__EXERCISE TASK__. Locate every line in the material below that has the word "comment". Copy each of those lines.

=== MATERIAL PROVIDED ===

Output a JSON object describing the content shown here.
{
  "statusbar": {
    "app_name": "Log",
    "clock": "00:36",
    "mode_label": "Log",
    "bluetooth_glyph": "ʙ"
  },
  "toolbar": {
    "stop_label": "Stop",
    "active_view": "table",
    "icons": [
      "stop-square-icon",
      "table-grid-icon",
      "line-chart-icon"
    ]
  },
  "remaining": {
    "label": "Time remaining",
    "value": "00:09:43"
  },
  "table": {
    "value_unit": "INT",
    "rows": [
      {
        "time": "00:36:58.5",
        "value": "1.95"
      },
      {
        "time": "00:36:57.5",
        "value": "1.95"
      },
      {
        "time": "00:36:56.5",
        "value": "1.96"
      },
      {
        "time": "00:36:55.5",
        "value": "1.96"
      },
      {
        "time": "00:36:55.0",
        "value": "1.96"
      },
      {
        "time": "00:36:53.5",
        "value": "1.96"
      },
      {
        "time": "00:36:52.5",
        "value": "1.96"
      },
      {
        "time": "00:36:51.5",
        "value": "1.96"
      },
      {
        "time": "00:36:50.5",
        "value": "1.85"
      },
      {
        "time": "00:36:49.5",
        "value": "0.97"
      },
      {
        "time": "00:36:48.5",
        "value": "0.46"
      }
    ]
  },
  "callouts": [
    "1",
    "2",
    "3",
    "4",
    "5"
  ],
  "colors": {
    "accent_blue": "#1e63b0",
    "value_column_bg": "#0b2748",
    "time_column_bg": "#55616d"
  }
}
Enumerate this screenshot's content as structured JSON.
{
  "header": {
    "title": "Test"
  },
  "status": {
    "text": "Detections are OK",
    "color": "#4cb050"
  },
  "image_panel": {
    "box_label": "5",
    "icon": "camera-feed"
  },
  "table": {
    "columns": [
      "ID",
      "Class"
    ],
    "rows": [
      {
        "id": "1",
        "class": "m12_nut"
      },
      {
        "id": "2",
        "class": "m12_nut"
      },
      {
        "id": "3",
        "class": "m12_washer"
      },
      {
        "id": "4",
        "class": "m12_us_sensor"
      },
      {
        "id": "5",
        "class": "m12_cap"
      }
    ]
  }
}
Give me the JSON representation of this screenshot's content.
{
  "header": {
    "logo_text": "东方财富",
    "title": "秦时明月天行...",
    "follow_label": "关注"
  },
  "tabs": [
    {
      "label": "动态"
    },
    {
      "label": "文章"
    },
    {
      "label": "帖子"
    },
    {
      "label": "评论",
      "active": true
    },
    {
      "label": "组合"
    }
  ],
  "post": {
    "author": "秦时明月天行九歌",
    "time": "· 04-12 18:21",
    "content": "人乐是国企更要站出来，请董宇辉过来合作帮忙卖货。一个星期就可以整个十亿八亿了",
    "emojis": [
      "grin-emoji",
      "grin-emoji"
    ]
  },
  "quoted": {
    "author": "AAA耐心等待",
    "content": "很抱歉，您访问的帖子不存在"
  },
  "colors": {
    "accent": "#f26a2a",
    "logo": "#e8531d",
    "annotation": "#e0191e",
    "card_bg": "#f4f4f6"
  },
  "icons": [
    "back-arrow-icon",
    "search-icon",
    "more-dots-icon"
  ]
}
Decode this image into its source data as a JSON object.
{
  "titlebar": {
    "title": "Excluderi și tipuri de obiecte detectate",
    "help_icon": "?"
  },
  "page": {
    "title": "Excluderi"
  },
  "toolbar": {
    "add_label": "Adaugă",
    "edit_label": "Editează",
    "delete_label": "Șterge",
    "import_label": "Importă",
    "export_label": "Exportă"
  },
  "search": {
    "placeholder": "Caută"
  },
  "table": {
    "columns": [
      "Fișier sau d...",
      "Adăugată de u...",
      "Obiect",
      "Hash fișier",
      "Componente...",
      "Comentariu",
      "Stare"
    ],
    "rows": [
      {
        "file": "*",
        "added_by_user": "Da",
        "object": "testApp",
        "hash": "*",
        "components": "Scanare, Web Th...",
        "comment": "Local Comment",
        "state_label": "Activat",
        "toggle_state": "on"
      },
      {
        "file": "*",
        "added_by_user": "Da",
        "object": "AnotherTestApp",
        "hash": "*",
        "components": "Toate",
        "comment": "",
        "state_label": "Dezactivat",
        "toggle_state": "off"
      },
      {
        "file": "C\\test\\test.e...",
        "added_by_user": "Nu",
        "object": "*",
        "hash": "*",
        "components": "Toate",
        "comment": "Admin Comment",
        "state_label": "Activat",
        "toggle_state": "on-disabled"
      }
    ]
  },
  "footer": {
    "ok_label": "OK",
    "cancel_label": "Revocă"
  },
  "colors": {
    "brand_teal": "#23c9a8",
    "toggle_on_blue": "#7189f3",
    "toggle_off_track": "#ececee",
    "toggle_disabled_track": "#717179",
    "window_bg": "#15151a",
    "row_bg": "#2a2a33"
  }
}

===

__ANSWER TO THIS PROBLEM__.
        "comment": "Local Comment",
        "comment": "",
        "comment": "Admin Comment",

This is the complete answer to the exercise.